> _PROBLEM STATEMENT_: Identify and reproduce every line holding the string "this".

Records:
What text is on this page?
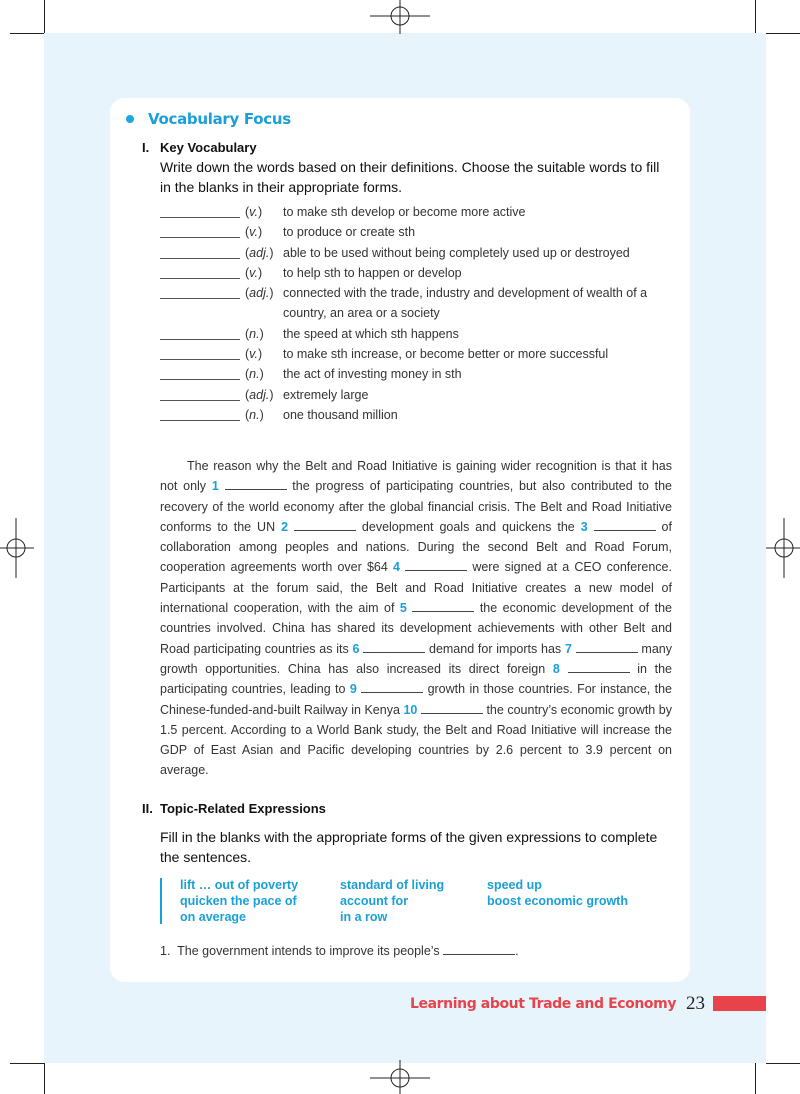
Vocabulary Focus
I. Key Vocabulary
Write down the words based on their definitions. Choose the suitable words to fill in the blanks in their appropriate forms.
(v.)	to make sth develop or become more active
(v.)	to produce or create sth
(adj.) able to be used without being completely used up or destroyed
(v.)	to help sth to happen or develop
(adj.) connected with the trade, industry and development of wealth of a country, an area or a society
(n.)	the speed at which sth happens
(v.)	to make sth increase, or become better or more successful
(n.)	the act of investing money in sth
(adj.) extremely large
(n.)	one thousand million
The reason why the Belt and Road Initiative is gaining wider recognition is that it has not only 1	the progress of participating countries, but also contributed to the recovery of the world economy after the global financial crisis. The Belt and Road Initiative conforms to the UN 2	development goals and quickens the 3	of collaboration among peoples and nations. During the second Belt and Road Forum, cooperation agreements worth over $64 4	were signed at a CEO conference. Participants at the forum said, the Belt and Road Initiative creates a new model of international cooperation, with the aim of 5	the economic development of the countries involved. China has shared its development achievements with other Belt and Road participating countries as its 6	demand for imports has 7	many growth opportunities. China has also increased its direct foreign 8	in the participating countries, leading to 9	growth in those countries. For instance, the Chinese-funded-and-built Railway in Kenya 10	the country’s economic growth by 1.5 percent. According to a World Bank study, the Belt and Road Initiative will increase the GDP of East Asian and Pacific developing countries by 2.6 percent to 3.9 percent on average.
II. Topic-Related Expressions
Fill in the blanks with the appropriate forms of the given expressions to complete the sentences.
lift … out of poverty	standard of living	speed up
quicken the pace of	account for	boost economic growth
on average	in a row
1. The government intends to improve its people’s	.
Learning about Trade and Economy 23
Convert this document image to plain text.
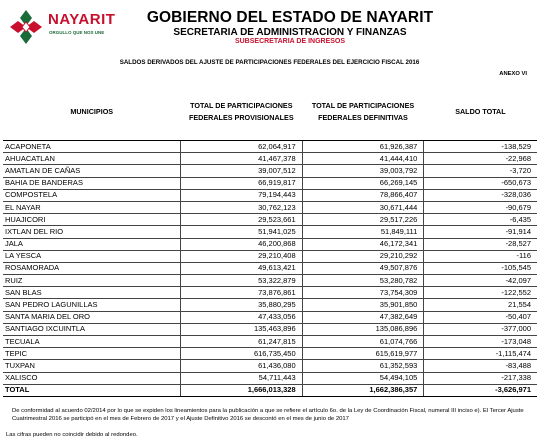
NAYARIT
ORGULLO QUE NOS UNE
GOBIERNO DEL ESTADO DE NAYARIT
SECRETARIA DE ADMINISTRACION Y FINANZAS
SUBSECRETARIA DE INGRESOS
SALDOS DERIVADOS DEL AJUSTE DE PARTICIPACIONES FEDERALES DEL EJERCICIO FISCAL 2016
ANEXO VI
MUNICIPIOS	TOTAL DE PARTICIPACIONES FEDERALES PROVISIONALES	TOTAL DE PARTICIPACIONES FEDERALES DEFINITIVAS	SALDO TOTAL
ACAPONETA	62,064,917	61,926,387	-138,529
AHUACATLAN	41,467,378	41,444,410	-22,968
AMATLAN DE CAÑAS	39,007,512	39,003,792	-3,720
BAHIA DE BANDERAS	66,919,817	66,269,145	-650,673
COMPOSTELA	79,194,443	78,866,407	-328,036
EL NAYAR	30,762,123	30,671,444	-90,679
HUAJICORI	29,523,661	29,517,226	-6,435
IXTLAN DEL RIO	51,941,025	51,849,111	-91,914
JALA	46,200,868	46,172,341	-28,527
LA YESCA	29,210,408	29,210,292	-116
ROSAMORADA	49,613,421	49,507,876	-105,545
RUIZ	53,322,879	53,280,782	-42,097
SAN BLAS	73,876,861	73,754,309	-122,552
SAN PEDRO LAGUNILLAS	35,880,295	35,901,850	21,554
SANTA MARIA DEL ORO	47,433,056	47,382,649	-50,407
SANTIAGO IXCUINTLA	135,463,896	135,086,896	-377,000
TECUALA	61,247,815	61,074,766	-173,048
TEPIC	616,735,450	615,619,977	-1,115,474
TUXPAN	61,436,080	61,352,593	-83,488
XALISCO	54,711,443	54,494,105	-217,338
TOTAL	1,666,013,328	1,662,386,357	-3,626,971
De conformidad al acuerdo 02/2014 por lo que se expiden los lineamientos para la publicación a que se refiere el artículo 6o. de la Ley de Coordinación Fiscal, numeral III inciso e). El Tercer Ajuste Cuatrimestral 2016 se participó en el mes de Febrero de 2017 y el Ajuste Definitivo 2016 se descontó en el mes de junio de 2017
Las cifras pueden no coincidir debido al redondeo.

> _RESULT_:
What text is on this page?
Convert this document image to plain text.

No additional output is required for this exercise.